▸ What to work on
Tell me how many lines hold "sobě", please, using only the number.

[Collected data]
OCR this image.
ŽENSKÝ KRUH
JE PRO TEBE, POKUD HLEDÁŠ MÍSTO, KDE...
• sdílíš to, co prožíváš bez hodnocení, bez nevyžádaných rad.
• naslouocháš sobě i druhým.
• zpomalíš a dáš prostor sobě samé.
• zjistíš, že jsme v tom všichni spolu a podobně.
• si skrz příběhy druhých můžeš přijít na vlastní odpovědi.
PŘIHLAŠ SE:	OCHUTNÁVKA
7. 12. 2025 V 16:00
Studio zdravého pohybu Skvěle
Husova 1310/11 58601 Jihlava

▸ Solved problem
2